▶ _Provided data_
◇ ◇ ◇ ◇ ◇

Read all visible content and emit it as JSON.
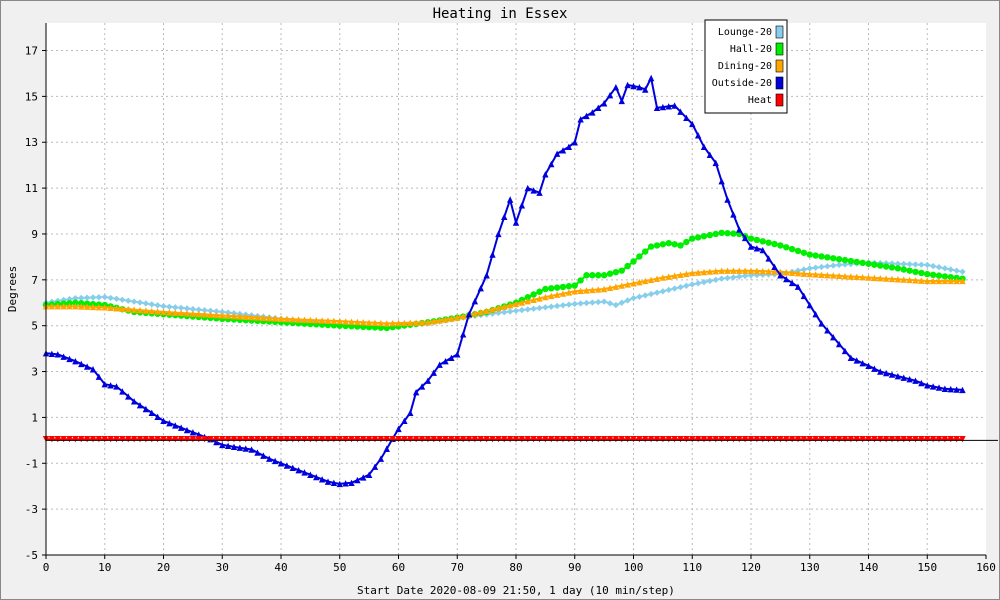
{
  "chart_data": {
    "type": "line",
    "title": "Heating in Essex",
    "xlabel": "Start Date 2020-08-09 21:50, 1 day (10 min/step)",
    "ylabel": "Degrees",
    "xlim": [
      0,
      160
    ],
    "ylim": [
      -5,
      18.2
    ],
    "x_ticks": [
      0,
      10,
      20,
      30,
      40,
      50,
      60,
      70,
      80,
      90,
      100,
      110,
      120,
      130,
      140,
      150,
      160
    ],
    "y_ticks": [
      -5,
      -3,
      -1,
      1,
      3,
      5,
      7,
      9,
      11,
      13,
      15,
      17
    ],
    "grid": true,
    "legend_position": "top-right",
    "series": [
      {
        "name": "Lounge-20",
        "color": "#87ceeb",
        "marker": "diamond",
        "points": [
          [
            0,
            6.0
          ],
          [
            5,
            6.2
          ],
          [
            10,
            6.25
          ],
          [
            15,
            6.05
          ],
          [
            20,
            5.85
          ],
          [
            30,
            5.6
          ],
          [
            40,
            5.3
          ],
          [
            50,
            5.05
          ],
          [
            58,
            4.95
          ],
          [
            65,
            5.1
          ],
          [
            72,
            5.4
          ],
          [
            80,
            5.65
          ],
          [
            90,
            5.95
          ],
          [
            95,
            6.05
          ],
          [
            97,
            5.9
          ],
          [
            100,
            6.2
          ],
          [
            105,
            6.5
          ],
          [
            110,
            6.8
          ],
          [
            115,
            7.05
          ],
          [
            120,
            7.2
          ],
          [
            125,
            7.25
          ],
          [
            130,
            7.5
          ],
          [
            135,
            7.65
          ],
          [
            140,
            7.75
          ],
          [
            145,
            7.7
          ],
          [
            150,
            7.65
          ],
          [
            156,
            7.35
          ]
        ]
      },
      {
        "name": "Hall-20",
        "color": "#00ee00",
        "marker": "circle",
        "points": [
          [
            0,
            5.9
          ],
          [
            5,
            6.0
          ],
          [
            10,
            5.9
          ],
          [
            15,
            5.6
          ],
          [
            20,
            5.5
          ],
          [
            30,
            5.3
          ],
          [
            40,
            5.15
          ],
          [
            50,
            5.0
          ],
          [
            58,
            4.9
          ],
          [
            65,
            5.15
          ],
          [
            70,
            5.35
          ],
          [
            75,
            5.6
          ],
          [
            80,
            6.0
          ],
          [
            85,
            6.6
          ],
          [
            90,
            6.75
          ],
          [
            92,
            7.2
          ],
          [
            95,
            7.2
          ],
          [
            98,
            7.4
          ],
          [
            100,
            7.8
          ],
          [
            103,
            8.45
          ],
          [
            106,
            8.6
          ],
          [
            108,
            8.5
          ],
          [
            110,
            8.8
          ],
          [
            115,
            9.05
          ],
          [
            118,
            9.0
          ],
          [
            120,
            8.8
          ],
          [
            125,
            8.5
          ],
          [
            130,
            8.1
          ],
          [
            135,
            7.9
          ],
          [
            140,
            7.7
          ],
          [
            145,
            7.5
          ],
          [
            150,
            7.25
          ],
          [
            156,
            7.05
          ]
        ]
      },
      {
        "name": "Dining-20",
        "color": "#ffa500",
        "marker": "triangle",
        "points": [
          [
            0,
            5.85
          ],
          [
            5,
            5.85
          ],
          [
            10,
            5.8
          ],
          [
            15,
            5.7
          ],
          [
            20,
            5.6
          ],
          [
            30,
            5.45
          ],
          [
            40,
            5.3
          ],
          [
            50,
            5.2
          ],
          [
            58,
            5.1
          ],
          [
            65,
            5.15
          ],
          [
            70,
            5.35
          ],
          [
            80,
            5.95
          ],
          [
            85,
            6.25
          ],
          [
            90,
            6.5
          ],
          [
            95,
            6.6
          ],
          [
            100,
            6.85
          ],
          [
            105,
            7.1
          ],
          [
            110,
            7.3
          ],
          [
            115,
            7.4
          ],
          [
            120,
            7.4
          ],
          [
            125,
            7.35
          ],
          [
            130,
            7.25
          ],
          [
            140,
            7.1
          ],
          [
            150,
            6.95
          ],
          [
            156,
            6.95
          ]
        ]
      },
      {
        "name": "Outside-20",
        "color": "#0000dd",
        "marker": "triangle",
        "points": [
          [
            0,
            3.8
          ],
          [
            2,
            3.75
          ],
          [
            5,
            3.45
          ],
          [
            8,
            3.1
          ],
          [
            10,
            2.45
          ],
          [
            12,
            2.35
          ],
          [
            15,
            1.7
          ],
          [
            18,
            1.2
          ],
          [
            20,
            0.85
          ],
          [
            25,
            0.35
          ],
          [
            28,
            0.05
          ],
          [
            30,
            -0.2
          ],
          [
            35,
            -0.4
          ],
          [
            38,
            -0.8
          ],
          [
            40,
            -1.0
          ],
          [
            45,
            -1.5
          ],
          [
            48,
            -1.8
          ],
          [
            50,
            -1.9
          ],
          [
            52,
            -1.85
          ],
          [
            55,
            -1.5
          ],
          [
            57,
            -0.8
          ],
          [
            60,
            0.5
          ],
          [
            62,
            1.2
          ],
          [
            63,
            2.1
          ],
          [
            65,
            2.6
          ],
          [
            67,
            3.3
          ],
          [
            70,
            3.75
          ],
          [
            72,
            5.5
          ],
          [
            75,
            7.2
          ],
          [
            77,
            9.0
          ],
          [
            79,
            10.5
          ],
          [
            80,
            9.5
          ],
          [
            82,
            11.0
          ],
          [
            84,
            10.8
          ],
          [
            85,
            11.6
          ],
          [
            87,
            12.5
          ],
          [
            89,
            12.8
          ],
          [
            90,
            13.0
          ],
          [
            91,
            14.0
          ],
          [
            93,
            14.3
          ],
          [
            95,
            14.7
          ],
          [
            97,
            15.4
          ],
          [
            98,
            14.8
          ],
          [
            99,
            15.5
          ],
          [
            101,
            15.4
          ],
          [
            102,
            15.3
          ],
          [
            103,
            15.8
          ],
          [
            104,
            14.5
          ],
          [
            107,
            14.6
          ],
          [
            110,
            13.8
          ],
          [
            112,
            12.8
          ],
          [
            114,
            12.1
          ],
          [
            116,
            10.5
          ],
          [
            118,
            9.2
          ],
          [
            120,
            8.45
          ],
          [
            122,
            8.3
          ],
          [
            125,
            7.2
          ],
          [
            128,
            6.7
          ],
          [
            130,
            5.9
          ],
          [
            132,
            5.1
          ],
          [
            135,
            4.2
          ],
          [
            137,
            3.6
          ],
          [
            140,
            3.25
          ],
          [
            142,
            3.0
          ],
          [
            145,
            2.8
          ],
          [
            148,
            2.6
          ],
          [
            150,
            2.4
          ],
          [
            153,
            2.25
          ],
          [
            156,
            2.2
          ]
        ]
      },
      {
        "name": "Heat",
        "color": "#ff0000",
        "marker": "triangle-down",
        "points": [
          [
            0,
            0.05
          ],
          [
            156,
            0.05
          ]
        ]
      }
    ]
  }
}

◇ ◇ ◇ ◇ ◇

▶ _Job_
Quote every record above exactly, leaving out the pictures.

▶ _Expected answer_
Read all visible content and emit it as JSON.
{
  "chart_data": {
    "type": "line",
    "title": "Heating in Essex",
    "xlabel": "Start Date 2020-08-09 21:50, 1 day (10 min/step)",
    "ylabel": "Degrees",
    "xlim": [
      0,
      160
    ],
    "ylim": [
      -5,
      18.2
    ],
    "x_ticks": [
      0,
      10,
      20,
      30,
      40,
      50,
      60,
      70,
      80,
      90,
      100,
      110,
      120,
      130,
      140,
      150,
      160
    ],
    "y_ticks": [
      -5,
      -3,
      -1,
      1,
      3,
      5,
      7,
      9,
      11,
      13,
      15,
      17
    ],
    "grid": true,
    "legend_position": "top-right",
    "series": [
      {
        "name": "Lounge-20",
        "color": "#87ceeb",
        "marker": "diamond",
        "points": [
          [
            0,
            6.0
          ],
          [
            5,
            6.2
          ],
          [
            10,
            6.25
          ],
          [
            15,
            6.05
          ],
          [
            20,
            5.85
          ],
          [
            30,
            5.6
          ],
          [
            40,
            5.3
          ],
          [
            50,
            5.05
          ],
          [
            58,
            4.95
          ],
          [
            65,
            5.1
          ],
          [
            72,
            5.4
          ],
          [
            80,
            5.65
          ],
          [
            90,
            5.95
          ],
          [
            95,
            6.05
          ],
          [
            97,
            5.9
          ],
          [
            100,
            6.2
          ],
          [
            105,
            6.5
          ],
          [
            110,
            6.8
          ],
          [
            115,
            7.05
          ],
          [
            120,
            7.2
          ],
          [
            125,
            7.25
          ],
          [
            130,
            7.5
          ],
          [
            135,
            7.65
          ],
          [
            140,
            7.75
          ],
          [
            145,
            7.7
          ],
          [
            150,
            7.65
          ],
          [
            156,
            7.35
          ]
        ]
      },
      {
        "name": "Hall-20",
        "color": "#00ee00",
        "marker": "circle",
        "points": [
          [
            0,
            5.9
          ],
          [
            5,
            6.0
          ],
          [
            10,
            5.9
          ],
          [
            15,
            5.6
          ],
          [
            20,
            5.5
          ],
          [
            30,
            5.3
          ],
          [
            40,
            5.15
          ],
          [
            50,
            5.0
          ],
          [
            58,
            4.9
          ],
          [
            65,
            5.15
          ],
          [
            70,
            5.35
          ],
          [
            75,
            5.6
          ],
          [
            80,
            6.0
          ],
          [
            85,
            6.6
          ],
          [
            90,
            6.75
          ],
          [
            92,
            7.2
          ],
          [
            95,
            7.2
          ],
          [
            98,
            7.4
          ],
          [
            100,
            7.8
          ],
          [
            103,
            8.45
          ],
          [
            106,
            8.6
          ],
          [
            108,
            8.5
          ],
          [
            110,
            8.8
          ],
          [
            115,
            9.05
          ],
          [
            118,
            9.0
          ],
          [
            120,
            8.8
          ],
          [
            125,
            8.5
          ],
          [
            130,
            8.1
          ],
          [
            135,
            7.9
          ],
          [
            140,
            7.7
          ],
          [
            145,
            7.5
          ],
          [
            150,
            7.25
          ],
          [
            156,
            7.05
          ]
        ]
      },
      {
        "name": "Dining-20",
        "color": "#ffa500",
        "marker": "triangle",
        "points": [
          [
            0,
            5.85
          ],
          [
            5,
            5.85
          ],
          [
            10,
            5.8
          ],
          [
            15,
            5.7
          ],
          [
            20,
            5.6
          ],
          [
            30,
            5.45
          ],
          [
            40,
            5.3
          ],
          [
            50,
            5.2
          ],
          [
            58,
            5.1
          ],
          [
            65,
            5.15
          ],
          [
            70,
            5.35
          ],
          [
            80,
            5.95
          ],
          [
            85,
            6.25
          ],
          [
            90,
            6.5
          ],
          [
            95,
            6.6
          ],
          [
            100,
            6.85
          ],
          [
            105,
            7.1
          ],
          [
            110,
            7.3
          ],
          [
            115,
            7.4
          ],
          [
            120,
            7.4
          ],
          [
            125,
            7.35
          ],
          [
            130,
            7.25
          ],
          [
            140,
            7.1
          ],
          [
            150,
            6.95
          ],
          [
            156,
            6.95
          ]
        ]
      },
      {
        "name": "Outside-20",
        "color": "#0000dd",
        "marker": "triangle",
        "points": [
          [
            0,
            3.8
          ],
          [
            2,
            3.75
          ],
          [
            5,
            3.45
          ],
          [
            8,
            3.1
          ],
          [
            10,
            2.45
          ],
          [
            12,
            2.35
          ],
          [
            15,
            1.7
          ],
          [
            18,
            1.2
          ],
          [
            20,
            0.85
          ],
          [
            25,
            0.35
          ],
          [
            28,
            0.05
          ],
          [
            30,
            -0.2
          ],
          [
            35,
            -0.4
          ],
          [
            38,
            -0.8
          ],
          [
            40,
            -1.0
          ],
          [
            45,
            -1.5
          ],
          [
            48,
            -1.8
          ],
          [
            50,
            -1.9
          ],
          [
            52,
            -1.85
          ],
          [
            55,
            -1.5
          ],
          [
            57,
            -0.8
          ],
          [
            60,
            0.5
          ],
          [
            62,
            1.2
          ],
          [
            63,
            2.1
          ],
          [
            65,
            2.6
          ],
          [
            67,
            3.3
          ],
          [
            70,
            3.75
          ],
          [
            72,
            5.5
          ],
          [
            75,
            7.2
          ],
          [
            77,
            9.0
          ],
          [
            79,
            10.5
          ],
          [
            80,
            9.5
          ],
          [
            82,
            11.0
          ],
          [
            84,
            10.8
          ],
          [
            85,
            11.6
          ],
          [
            87,
            12.5
          ],
          [
            89,
            12.8
          ],
          [
            90,
            13.0
          ],
          [
            91,
            14.0
          ],
          [
            93,
            14.3
          ],
          [
            95,
            14.7
          ],
          [
            97,
            15.4
          ],
          [
            98,
            14.8
          ],
          [
            99,
            15.5
          ],
          [
            101,
            15.4
          ],
          [
            102,
            15.3
          ],
          [
            103,
            15.8
          ],
          [
            104,
            14.5
          ],
          [
            107,
            14.6
          ],
          [
            110,
            13.8
          ],
          [
            112,
            12.8
          ],
          [
            114,
            12.1
          ],
          [
            116,
            10.5
          ],
          [
            118,
            9.2
          ],
          [
            120,
            8.45
          ],
          [
            122,
            8.3
          ],
          [
            125,
            7.2
          ],
          [
            128,
            6.7
          ],
          [
            130,
            5.9
          ],
          [
            132,
            5.1
          ],
          [
            135,
            4.2
          ],
          [
            137,
            3.6
          ],
          [
            140,
            3.25
          ],
          [
            142,
            3.0
          ],
          [
            145,
            2.8
          ],
          [
            148,
            2.6
          ],
          [
            150,
            2.4
          ],
          [
            153,
            2.25
          ],
          [
            156,
            2.2
          ]
        ]
      },
      {
        "name": "Heat",
        "color": "#ff0000",
        "marker": "triangle-down",
        "points": [
          [
            0,
            0.05
          ],
          [
            156,
            0.05
          ]
        ]
      }
    ]
  }
}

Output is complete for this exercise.